Return the listing below word for word.

* Data records
┄┄┄┄┄┄┄┄┄┄

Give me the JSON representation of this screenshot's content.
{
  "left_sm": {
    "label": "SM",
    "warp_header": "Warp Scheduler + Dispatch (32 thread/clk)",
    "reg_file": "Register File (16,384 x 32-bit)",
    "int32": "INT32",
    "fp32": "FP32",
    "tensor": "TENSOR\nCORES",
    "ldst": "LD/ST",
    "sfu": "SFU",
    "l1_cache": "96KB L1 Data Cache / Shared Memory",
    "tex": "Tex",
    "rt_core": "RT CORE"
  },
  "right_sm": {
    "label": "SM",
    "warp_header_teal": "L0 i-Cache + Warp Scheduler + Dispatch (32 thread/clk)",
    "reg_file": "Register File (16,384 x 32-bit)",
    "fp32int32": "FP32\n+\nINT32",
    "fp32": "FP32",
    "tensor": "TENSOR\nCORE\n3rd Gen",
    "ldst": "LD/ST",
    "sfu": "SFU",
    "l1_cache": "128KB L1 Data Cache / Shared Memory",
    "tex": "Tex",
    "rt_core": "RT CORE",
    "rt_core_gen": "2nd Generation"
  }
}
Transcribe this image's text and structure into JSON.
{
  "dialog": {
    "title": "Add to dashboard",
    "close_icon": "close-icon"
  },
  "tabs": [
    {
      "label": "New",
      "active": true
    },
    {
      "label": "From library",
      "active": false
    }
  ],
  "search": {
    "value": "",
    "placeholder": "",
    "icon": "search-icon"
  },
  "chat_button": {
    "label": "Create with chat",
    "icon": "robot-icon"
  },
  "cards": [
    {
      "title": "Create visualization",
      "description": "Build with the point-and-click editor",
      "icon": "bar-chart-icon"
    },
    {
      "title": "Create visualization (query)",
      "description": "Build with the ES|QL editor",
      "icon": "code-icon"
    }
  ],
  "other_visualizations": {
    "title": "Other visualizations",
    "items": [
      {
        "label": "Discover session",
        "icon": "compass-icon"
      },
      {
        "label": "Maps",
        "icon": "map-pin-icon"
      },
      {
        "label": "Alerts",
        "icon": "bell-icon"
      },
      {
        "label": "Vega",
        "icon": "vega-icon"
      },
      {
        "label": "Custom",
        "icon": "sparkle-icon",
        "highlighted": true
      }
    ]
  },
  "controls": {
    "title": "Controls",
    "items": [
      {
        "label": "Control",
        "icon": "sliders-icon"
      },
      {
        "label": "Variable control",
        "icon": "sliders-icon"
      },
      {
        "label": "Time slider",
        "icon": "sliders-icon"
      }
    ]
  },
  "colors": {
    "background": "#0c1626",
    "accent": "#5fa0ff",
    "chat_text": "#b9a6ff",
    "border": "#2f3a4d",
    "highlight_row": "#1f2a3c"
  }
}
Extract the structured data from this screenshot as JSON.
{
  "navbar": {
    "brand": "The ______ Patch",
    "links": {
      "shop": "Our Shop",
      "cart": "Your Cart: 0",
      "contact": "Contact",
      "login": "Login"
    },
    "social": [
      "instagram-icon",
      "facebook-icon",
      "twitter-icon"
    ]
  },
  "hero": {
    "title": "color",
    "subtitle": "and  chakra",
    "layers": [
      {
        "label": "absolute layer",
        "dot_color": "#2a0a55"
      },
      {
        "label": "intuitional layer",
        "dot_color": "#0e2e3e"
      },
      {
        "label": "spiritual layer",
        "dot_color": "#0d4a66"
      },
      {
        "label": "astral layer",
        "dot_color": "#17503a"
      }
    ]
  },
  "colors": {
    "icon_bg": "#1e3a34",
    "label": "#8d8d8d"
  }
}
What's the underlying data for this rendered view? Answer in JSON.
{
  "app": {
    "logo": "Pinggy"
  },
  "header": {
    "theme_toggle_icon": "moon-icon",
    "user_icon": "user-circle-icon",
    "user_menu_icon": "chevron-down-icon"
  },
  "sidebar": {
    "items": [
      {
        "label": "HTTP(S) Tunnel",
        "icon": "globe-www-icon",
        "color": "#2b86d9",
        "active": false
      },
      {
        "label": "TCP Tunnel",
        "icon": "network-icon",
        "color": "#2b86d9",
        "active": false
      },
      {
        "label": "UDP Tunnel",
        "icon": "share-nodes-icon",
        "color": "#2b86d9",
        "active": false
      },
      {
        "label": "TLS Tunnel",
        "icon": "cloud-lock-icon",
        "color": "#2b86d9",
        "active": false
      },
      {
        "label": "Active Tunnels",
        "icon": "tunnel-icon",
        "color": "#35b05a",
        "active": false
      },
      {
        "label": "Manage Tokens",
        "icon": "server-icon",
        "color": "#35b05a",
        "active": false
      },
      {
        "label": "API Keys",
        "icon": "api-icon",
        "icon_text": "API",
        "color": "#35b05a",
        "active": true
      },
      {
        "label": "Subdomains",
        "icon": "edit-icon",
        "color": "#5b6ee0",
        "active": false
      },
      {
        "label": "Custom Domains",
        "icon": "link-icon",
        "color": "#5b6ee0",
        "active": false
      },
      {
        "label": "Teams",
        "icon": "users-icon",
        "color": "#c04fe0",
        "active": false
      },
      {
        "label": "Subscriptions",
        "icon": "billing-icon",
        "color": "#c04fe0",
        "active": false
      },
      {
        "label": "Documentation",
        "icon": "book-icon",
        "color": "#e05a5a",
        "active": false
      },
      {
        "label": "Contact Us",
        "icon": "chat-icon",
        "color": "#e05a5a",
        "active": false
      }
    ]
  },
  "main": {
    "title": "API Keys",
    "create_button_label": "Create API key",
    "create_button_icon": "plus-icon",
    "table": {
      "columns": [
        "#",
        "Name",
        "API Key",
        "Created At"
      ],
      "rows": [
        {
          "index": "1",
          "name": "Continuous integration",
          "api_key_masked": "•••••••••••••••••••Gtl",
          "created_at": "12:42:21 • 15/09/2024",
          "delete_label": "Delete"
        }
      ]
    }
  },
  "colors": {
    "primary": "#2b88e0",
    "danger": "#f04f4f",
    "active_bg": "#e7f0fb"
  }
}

┄┄┄┄┄┄┄┄┄┄

* Output for this exercise
Give me the JSON representation of this screenshot's content.
{
  "left_sm": {
    "label": "SM",
    "warp_header": "Warp Scheduler + Dispatch (32 thread/clk)",
    "reg_file": "Register File (16,384 x 32-bit)",
    "int32": "INT32",
    "fp32": "FP32",
    "tensor": "TENSOR\nCORES",
    "ldst": "LD/ST",
    "sfu": "SFU",
    "l1_cache": "96KB L1 Data Cache / Shared Memory",
    "tex": "Tex",
    "rt_core": "RT CORE"
  },
  "right_sm": {
    "label": "SM",
    "warp_header_teal": "L0 i-Cache + Warp Scheduler + Dispatch (32 thread/clk)",
    "reg_file": "Register File (16,384 x 32-bit)",
    "fp32int32": "FP32\n+\nINT32",
    "fp32": "FP32",
    "tensor": "TENSOR\nCORE\n3rd Gen",
    "ldst": "LD/ST",
    "sfu": "SFU",
    "l1_cache": "128KB L1 Data Cache / Shared Memory",
    "tex": "Tex",
    "rt_core": "RT CORE",
    "rt_core_gen": "2nd Generation"
  }
}
Transcribe this image's text and structure into JSON.
{
  "dialog": {
    "title": "Add to dashboard",
    "close_icon": "close-icon"
  },
  "tabs": [
    {
      "label": "New",
      "active": true
    },
    {
      "label": "From library",
      "active": false
    }
  ],
  "search": {
    "value": "",
    "placeholder": "",
    "icon": "search-icon"
  },
  "chat_button": {
    "label": "Create with chat",
    "icon": "robot-icon"
  },
  "cards": [
    {
      "title": "Create visualization",
      "description": "Build with the point-and-click editor",
      "icon": "bar-chart-icon"
    },
    {
      "title": "Create visualization (query)",
      "description": "Build with the ES|QL editor",
      "icon": "code-icon"
    }
  ],
  "other_visualizations": {
    "title": "Other visualizations",
    "items": [
      {
        "label": "Discover session",
        "icon": "compass-icon"
      },
      {
        "label": "Maps",
        "icon": "map-pin-icon"
      },
      {
        "label": "Alerts",
        "icon": "bell-icon"
      },
      {
        "label": "Vega",
        "icon": "vega-icon"
      },
      {
        "label": "Custom",
        "icon": "sparkle-icon",
        "highlighted": true
      }
    ]
  },
  "controls": {
    "title": "Controls",
    "items": [
      {
        "label": "Control",
        "icon": "sliders-icon"
      },
      {
        "label": "Variable control",
        "icon": "sliders-icon"
      },
      {
        "label": "Time slider",
        "icon": "sliders-icon"
      }
    ]
  },
  "colors": {
    "background": "#0c1626",
    "accent": "#5fa0ff",
    "chat_text": "#b9a6ff",
    "border": "#2f3a4d",
    "highlight_row": "#1f2a3c"
  }
}
Extract the structured data from this screenshot as JSON.
{
  "navbar": {
    "brand": "The ______ Patch",
    "links": {
      "shop": "Our Shop",
      "cart": "Your Cart: 0",
      "contact": "Contact",
      "login": "Login"
    },
    "social": [
      "instagram-icon",
      "facebook-icon",
      "twitter-icon"
    ]
  },
  "hero": {
    "title": "color",
    "subtitle": "and  chakra",
    "layers": [
      {
        "label": "absolute layer",
        "dot_color": "#2a0a55"
      },
      {
        "label": "intuitional layer",
        "dot_color": "#0e2e3e"
      },
      {
        "label": "spiritual layer",
        "dot_color": "#0d4a66"
      },
      {
        "label": "astral layer",
        "dot_color": "#17503a"
      }
    ]
  },
  "colors": {
    "icon_bg": "#1e3a34",
    "label": "#8d8d8d"
  }
}
What's the underlying data for this rendered view? Answer in JSON.
{
  "app": {
    "logo": "Pinggy"
  },
  "header": {
    "theme_toggle_icon": "moon-icon",
    "user_icon": "user-circle-icon",
    "user_menu_icon": "chevron-down-icon"
  },
  "sidebar": {
    "items": [
      {
        "label": "HTTP(S) Tunnel",
        "icon": "globe-www-icon",
        "color": "#2b86d9",
        "active": false
      },
      {
        "label": "TCP Tunnel",
        "icon": "network-icon",
        "color": "#2b86d9",
        "active": false
      },
      {
        "label": "UDP Tunnel",
        "icon": "share-nodes-icon",
        "color": "#2b86d9",
        "active": false
      },
      {
        "label": "TLS Tunnel",
        "icon": "cloud-lock-icon",
        "color": "#2b86d9",
        "active": false
      },
      {
        "label": "Active Tunnels",
        "icon": "tunnel-icon",
        "color": "#35b05a",
        "active": false
      },
      {
        "label": "Manage Tokens",
        "icon": "server-icon",
        "color": "#35b05a",
        "active": false
      },
      {
        "label": "API Keys",
        "icon": "api-icon",
        "icon_text": "API",
        "color": "#35b05a",
        "active": true
      },
      {
        "label": "Subdomains",
        "icon": "edit-icon",
        "color": "#5b6ee0",
        "active": false
      },
      {
        "label": "Custom Domains",
        "icon": "link-icon",
        "color": "#5b6ee0",
        "active": false
      },
      {
        "label": "Teams",
        "icon": "users-icon",
        "color": "#c04fe0",
        "active": false
      },
      {
        "label": "Subscriptions",
        "icon": "billing-icon",
        "color": "#c04fe0",
        "active": false
      },
      {
        "label": "Documentation",
        "icon": "book-icon",
        "color": "#e05a5a",
        "active": false
      },
      {
        "label": "Contact Us",
        "icon": "chat-icon",
        "color": "#e05a5a",
        "active": false
      }
    ]
  },
  "main": {
    "title": "API Keys",
    "create_button_label": "Create API key",
    "create_button_icon": "plus-icon",
    "table": {
      "columns": [
        "#",
        "Name",
        "API Key",
        "Created At"
      ],
      "rows": [
        {
          "index": "1",
          "name": "Continuous integration",
          "api_key_masked": "•••••••••••••••••••Gtl",
          "created_at": "12:42:21 • 15/09/2024",
          "delete_label": "Delete"
        }
      ]
    }
  },
  "colors": {
    "primary": "#2b88e0",
    "danger": "#f04f4f",
    "active_bg": "#e7f0fb"
  }
}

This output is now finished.